== Exercise goal ==
Every line of the data below needs to be reproduced exactly.

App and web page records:

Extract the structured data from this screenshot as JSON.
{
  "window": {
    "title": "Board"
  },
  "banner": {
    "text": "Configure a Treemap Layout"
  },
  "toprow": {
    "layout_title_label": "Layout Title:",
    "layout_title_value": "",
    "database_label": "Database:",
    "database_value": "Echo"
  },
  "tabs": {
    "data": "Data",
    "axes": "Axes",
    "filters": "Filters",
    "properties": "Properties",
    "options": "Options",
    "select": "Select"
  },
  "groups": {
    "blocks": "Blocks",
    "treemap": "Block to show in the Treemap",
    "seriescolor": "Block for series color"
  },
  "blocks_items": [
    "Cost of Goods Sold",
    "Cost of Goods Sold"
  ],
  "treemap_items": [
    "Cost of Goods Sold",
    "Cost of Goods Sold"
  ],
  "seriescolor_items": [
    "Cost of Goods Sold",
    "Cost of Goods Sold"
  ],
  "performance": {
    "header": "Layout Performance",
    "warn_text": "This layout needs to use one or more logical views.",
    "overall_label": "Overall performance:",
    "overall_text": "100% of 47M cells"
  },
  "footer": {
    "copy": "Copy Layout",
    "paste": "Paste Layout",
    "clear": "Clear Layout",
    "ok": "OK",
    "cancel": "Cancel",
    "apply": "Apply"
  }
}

== Task response ==
Extract the structured data from this screenshot as JSON.
{
  "window": {
    "title": "Board"
  },
  "banner": {
    "text": "Configure a Treemap Layout"
  },
  "toprow": {
    "layout_title_label": "Layout Title:",
    "layout_title_value": "",
    "database_label": "Database:",
    "database_value": "Echo"
  },
  "tabs": {
    "data": "Data",
    "axes": "Axes",
    "filters": "Filters",
    "properties": "Properties",
    "options": "Options",
    "select": "Select"
  },
  "groups": {
    "blocks": "Blocks",
    "treemap": "Block to show in the Treemap",
    "seriescolor": "Block for series color"
  },
  "blocks_items": [
    "Cost of Goods Sold",
    "Cost of Goods Sold"
  ],
  "treemap_items": [
    "Cost of Goods Sold",
    "Cost of Goods Sold"
  ],
  "seriescolor_items": [
    "Cost of Goods Sold",
    "Cost of Goods Sold"
  ],
  "performance": {
    "header": "Layout Performance",
    "warn_text": "This layout needs to use one or more logical views.",
    "overall_label": "Overall performance:",
    "overall_text": "100% of 47M cells"
  },
  "footer": {
    "copy": "Copy Layout",
    "paste": "Paste Layout",
    "clear": "Clear Layout",
    "ok": "OK",
    "cancel": "Cancel",
    "apply": "Apply"
  }
}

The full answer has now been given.